═══ Material provided ═══

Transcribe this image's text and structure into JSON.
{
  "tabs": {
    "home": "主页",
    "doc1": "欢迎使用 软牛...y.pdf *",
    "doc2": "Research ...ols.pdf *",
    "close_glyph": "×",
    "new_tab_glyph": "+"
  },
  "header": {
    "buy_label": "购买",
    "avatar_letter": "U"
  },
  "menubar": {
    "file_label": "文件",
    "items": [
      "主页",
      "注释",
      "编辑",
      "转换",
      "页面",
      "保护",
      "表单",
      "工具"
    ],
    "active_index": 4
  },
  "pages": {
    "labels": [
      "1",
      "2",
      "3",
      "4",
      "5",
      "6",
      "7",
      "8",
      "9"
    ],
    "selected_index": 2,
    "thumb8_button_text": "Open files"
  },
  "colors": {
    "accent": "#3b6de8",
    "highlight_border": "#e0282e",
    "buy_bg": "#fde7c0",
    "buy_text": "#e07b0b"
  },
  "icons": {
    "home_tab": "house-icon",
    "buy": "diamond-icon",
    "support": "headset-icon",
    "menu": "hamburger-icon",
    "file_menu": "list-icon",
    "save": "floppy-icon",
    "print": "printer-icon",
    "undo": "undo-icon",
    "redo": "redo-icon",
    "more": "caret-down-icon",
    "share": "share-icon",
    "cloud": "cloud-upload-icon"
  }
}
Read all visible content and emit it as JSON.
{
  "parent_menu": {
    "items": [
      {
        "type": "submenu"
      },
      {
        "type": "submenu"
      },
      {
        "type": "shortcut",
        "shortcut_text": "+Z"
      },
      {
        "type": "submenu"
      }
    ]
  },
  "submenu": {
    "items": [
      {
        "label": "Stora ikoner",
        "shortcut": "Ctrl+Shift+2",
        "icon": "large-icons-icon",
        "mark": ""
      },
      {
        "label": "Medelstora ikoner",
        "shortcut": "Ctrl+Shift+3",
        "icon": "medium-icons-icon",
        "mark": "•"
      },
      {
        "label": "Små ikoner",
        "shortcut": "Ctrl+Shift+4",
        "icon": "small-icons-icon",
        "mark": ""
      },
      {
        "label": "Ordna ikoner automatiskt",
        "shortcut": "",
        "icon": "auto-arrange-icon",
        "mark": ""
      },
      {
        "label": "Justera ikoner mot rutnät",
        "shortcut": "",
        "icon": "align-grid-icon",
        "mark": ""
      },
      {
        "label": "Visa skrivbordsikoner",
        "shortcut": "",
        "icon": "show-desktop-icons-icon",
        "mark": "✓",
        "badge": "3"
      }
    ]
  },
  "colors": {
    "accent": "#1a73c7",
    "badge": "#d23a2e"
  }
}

═══

### Instructions to follow
Output the entries exactly.

### Full response
Transcribe this image's text and structure into JSON.
{
  "tabs": {
    "home": "主页",
    "doc1": "欢迎使用 软牛...y.pdf *",
    "doc2": "Research ...ols.pdf *",
    "close_glyph": "×",
    "new_tab_glyph": "+"
  },
  "header": {
    "buy_label": "购买",
    "avatar_letter": "U"
  },
  "menubar": {
    "file_label": "文件",
    "items": [
      "主页",
      "注释",
      "编辑",
      "转换",
      "页面",
      "保护",
      "表单",
      "工具"
    ],
    "active_index": 4
  },
  "pages": {
    "labels": [
      "1",
      "2",
      "3",
      "4",
      "5",
      "6",
      "7",
      "8",
      "9"
    ],
    "selected_index": 2,
    "thumb8_button_text": "Open files"
  },
  "colors": {
    "accent": "#3b6de8",
    "highlight_border": "#e0282e",
    "buy_bg": "#fde7c0",
    "buy_text": "#e07b0b"
  },
  "icons": {
    "home_tab": "house-icon",
    "buy": "diamond-icon",
    "support": "headset-icon",
    "menu": "hamburger-icon",
    "file_menu": "list-icon",
    "save": "floppy-icon",
    "print": "printer-icon",
    "undo": "undo-icon",
    "redo": "redo-icon",
    "more": "caret-down-icon",
    "share": "share-icon",
    "cloud": "cloud-upload-icon"
  }
}
Read all visible content and emit it as JSON.
{
  "parent_menu": {
    "items": [
      {
        "type": "submenu"
      },
      {
        "type": "submenu"
      },
      {
        "type": "shortcut",
        "shortcut_text": "+Z"
      },
      {
        "type": "submenu"
      }
    ]
  },
  "submenu": {
    "items": [
      {
        "label": "Stora ikoner",
        "shortcut": "Ctrl+Shift+2",
        "icon": "large-icons-icon",
        "mark": ""
      },
      {
        "label": "Medelstora ikoner",
        "shortcut": "Ctrl+Shift+3",
        "icon": "medium-icons-icon",
        "mark": "•"
      },
      {
        "label": "Små ikoner",
        "shortcut": "Ctrl+Shift+4",
        "icon": "small-icons-icon",
        "mark": ""
      },
      {
        "label": "Ordna ikoner automatiskt",
        "shortcut": "",
        "icon": "auto-arrange-icon",
        "mark": ""
      },
      {
        "label": "Justera ikoner mot rutnät",
        "shortcut": "",
        "icon": "align-grid-icon",
        "mark": ""
      },
      {
        "label": "Visa skrivbordsikoner",
        "shortcut": "",
        "icon": "show-desktop-icons-icon",
        "mark": "✓",
        "badge": "3"
      }
    ]
  },
  "colors": {
    "accent": "#1a73c7",
    "badge": "#d23a2e"
  }
}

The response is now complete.